Given request: Extract every line below that contains the word "name".

★ ★ ★ ★

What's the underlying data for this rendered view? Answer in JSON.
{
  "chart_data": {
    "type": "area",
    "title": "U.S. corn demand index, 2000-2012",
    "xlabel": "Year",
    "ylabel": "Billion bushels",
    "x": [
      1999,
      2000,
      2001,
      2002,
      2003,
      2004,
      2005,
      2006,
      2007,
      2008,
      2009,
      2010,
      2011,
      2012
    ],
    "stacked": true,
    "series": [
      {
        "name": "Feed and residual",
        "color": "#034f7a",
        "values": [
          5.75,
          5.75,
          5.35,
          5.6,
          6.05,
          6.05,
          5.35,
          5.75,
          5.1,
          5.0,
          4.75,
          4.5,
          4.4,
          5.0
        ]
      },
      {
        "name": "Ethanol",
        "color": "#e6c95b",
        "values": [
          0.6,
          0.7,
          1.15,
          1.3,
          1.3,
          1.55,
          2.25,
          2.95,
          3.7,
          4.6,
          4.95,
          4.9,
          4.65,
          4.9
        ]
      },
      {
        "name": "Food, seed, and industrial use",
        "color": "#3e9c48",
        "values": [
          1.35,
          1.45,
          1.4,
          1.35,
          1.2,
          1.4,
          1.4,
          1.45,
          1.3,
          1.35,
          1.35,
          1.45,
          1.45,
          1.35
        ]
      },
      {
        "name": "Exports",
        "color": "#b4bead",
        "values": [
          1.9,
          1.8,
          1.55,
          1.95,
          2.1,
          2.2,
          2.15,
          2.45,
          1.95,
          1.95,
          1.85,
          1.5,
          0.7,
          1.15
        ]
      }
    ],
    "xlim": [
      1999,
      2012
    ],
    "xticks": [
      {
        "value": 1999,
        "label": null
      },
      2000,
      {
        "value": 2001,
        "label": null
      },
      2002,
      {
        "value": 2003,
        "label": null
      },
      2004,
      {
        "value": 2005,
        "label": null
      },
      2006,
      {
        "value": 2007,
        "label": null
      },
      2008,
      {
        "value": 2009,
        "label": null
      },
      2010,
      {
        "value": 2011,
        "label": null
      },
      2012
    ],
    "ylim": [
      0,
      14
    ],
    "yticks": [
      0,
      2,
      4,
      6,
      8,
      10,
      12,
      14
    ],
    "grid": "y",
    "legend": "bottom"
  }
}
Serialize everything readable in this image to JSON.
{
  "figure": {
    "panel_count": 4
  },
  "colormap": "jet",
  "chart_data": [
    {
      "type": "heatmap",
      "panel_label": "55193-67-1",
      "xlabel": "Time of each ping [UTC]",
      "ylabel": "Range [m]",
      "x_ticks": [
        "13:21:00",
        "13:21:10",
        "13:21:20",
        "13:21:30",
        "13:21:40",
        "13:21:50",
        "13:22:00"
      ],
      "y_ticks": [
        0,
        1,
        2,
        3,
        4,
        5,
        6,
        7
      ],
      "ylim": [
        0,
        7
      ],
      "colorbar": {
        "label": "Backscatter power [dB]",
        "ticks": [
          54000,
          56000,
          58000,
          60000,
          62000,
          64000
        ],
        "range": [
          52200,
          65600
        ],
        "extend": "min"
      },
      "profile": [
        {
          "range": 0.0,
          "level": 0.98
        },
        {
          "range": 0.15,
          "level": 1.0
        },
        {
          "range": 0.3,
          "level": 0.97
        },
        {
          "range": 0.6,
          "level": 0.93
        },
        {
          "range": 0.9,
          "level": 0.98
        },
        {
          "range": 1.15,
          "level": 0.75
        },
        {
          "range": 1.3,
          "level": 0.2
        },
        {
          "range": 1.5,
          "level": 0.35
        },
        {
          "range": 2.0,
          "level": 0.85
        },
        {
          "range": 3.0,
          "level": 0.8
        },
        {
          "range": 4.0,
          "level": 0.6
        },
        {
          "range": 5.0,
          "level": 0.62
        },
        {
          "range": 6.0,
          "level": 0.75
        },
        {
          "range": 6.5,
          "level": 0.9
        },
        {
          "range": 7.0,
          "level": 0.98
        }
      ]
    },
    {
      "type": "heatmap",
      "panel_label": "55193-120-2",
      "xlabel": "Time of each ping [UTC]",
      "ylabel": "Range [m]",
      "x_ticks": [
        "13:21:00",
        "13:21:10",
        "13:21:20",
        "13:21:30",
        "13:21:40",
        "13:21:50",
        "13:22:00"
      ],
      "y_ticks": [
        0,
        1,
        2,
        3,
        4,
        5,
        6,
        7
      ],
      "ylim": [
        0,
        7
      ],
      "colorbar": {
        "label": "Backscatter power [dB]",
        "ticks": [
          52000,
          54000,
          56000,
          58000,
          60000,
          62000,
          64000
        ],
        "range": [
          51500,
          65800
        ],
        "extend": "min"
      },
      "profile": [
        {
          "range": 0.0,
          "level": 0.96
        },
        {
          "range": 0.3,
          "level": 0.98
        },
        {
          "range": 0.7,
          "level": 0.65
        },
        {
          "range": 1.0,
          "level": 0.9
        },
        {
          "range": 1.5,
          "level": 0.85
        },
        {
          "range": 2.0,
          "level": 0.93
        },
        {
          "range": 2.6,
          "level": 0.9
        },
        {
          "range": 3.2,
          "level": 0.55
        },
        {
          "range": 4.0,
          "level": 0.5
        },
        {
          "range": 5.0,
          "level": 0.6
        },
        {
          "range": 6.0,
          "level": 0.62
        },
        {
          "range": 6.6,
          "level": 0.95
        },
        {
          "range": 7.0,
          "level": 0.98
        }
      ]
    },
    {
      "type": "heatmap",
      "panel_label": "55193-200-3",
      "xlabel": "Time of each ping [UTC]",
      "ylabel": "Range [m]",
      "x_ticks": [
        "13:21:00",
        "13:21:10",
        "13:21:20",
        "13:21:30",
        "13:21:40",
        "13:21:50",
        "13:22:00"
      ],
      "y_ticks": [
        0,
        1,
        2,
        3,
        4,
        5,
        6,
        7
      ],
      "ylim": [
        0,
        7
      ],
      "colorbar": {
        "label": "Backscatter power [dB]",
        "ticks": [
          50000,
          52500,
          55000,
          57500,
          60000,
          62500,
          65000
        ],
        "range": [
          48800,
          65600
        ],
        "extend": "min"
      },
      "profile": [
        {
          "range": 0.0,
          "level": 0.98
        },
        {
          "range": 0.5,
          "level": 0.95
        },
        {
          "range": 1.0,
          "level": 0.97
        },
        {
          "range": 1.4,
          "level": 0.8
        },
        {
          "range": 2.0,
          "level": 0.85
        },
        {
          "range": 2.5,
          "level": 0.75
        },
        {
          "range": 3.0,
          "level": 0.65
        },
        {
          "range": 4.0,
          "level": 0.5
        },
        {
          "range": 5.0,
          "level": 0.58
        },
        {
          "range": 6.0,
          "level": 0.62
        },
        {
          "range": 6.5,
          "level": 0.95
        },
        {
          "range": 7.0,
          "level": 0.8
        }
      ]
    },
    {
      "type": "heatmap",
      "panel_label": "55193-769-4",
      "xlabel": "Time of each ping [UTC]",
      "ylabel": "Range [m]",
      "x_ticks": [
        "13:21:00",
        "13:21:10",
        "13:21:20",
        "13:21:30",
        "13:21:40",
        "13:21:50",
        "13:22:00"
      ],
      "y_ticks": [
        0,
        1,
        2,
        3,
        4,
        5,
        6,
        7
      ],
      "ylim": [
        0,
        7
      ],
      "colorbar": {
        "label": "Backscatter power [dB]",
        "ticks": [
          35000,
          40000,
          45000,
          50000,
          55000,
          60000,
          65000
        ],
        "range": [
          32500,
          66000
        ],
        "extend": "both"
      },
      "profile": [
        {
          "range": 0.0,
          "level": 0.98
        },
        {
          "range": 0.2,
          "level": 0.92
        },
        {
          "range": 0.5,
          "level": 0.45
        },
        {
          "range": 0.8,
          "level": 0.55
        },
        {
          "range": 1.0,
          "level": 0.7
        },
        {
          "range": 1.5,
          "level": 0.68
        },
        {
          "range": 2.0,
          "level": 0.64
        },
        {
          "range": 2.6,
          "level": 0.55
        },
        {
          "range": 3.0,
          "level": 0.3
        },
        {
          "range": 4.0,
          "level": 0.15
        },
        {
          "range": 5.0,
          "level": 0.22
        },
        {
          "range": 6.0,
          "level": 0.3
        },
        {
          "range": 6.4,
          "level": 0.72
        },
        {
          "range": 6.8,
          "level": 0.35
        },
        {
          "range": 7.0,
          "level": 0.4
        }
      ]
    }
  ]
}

★ ★ ★ ★

Problem solution:
        "name": "Feed and residual",
        "name": "Ethanol",
        "name": "Food, seed, and industrial use",
        "name": "Exports",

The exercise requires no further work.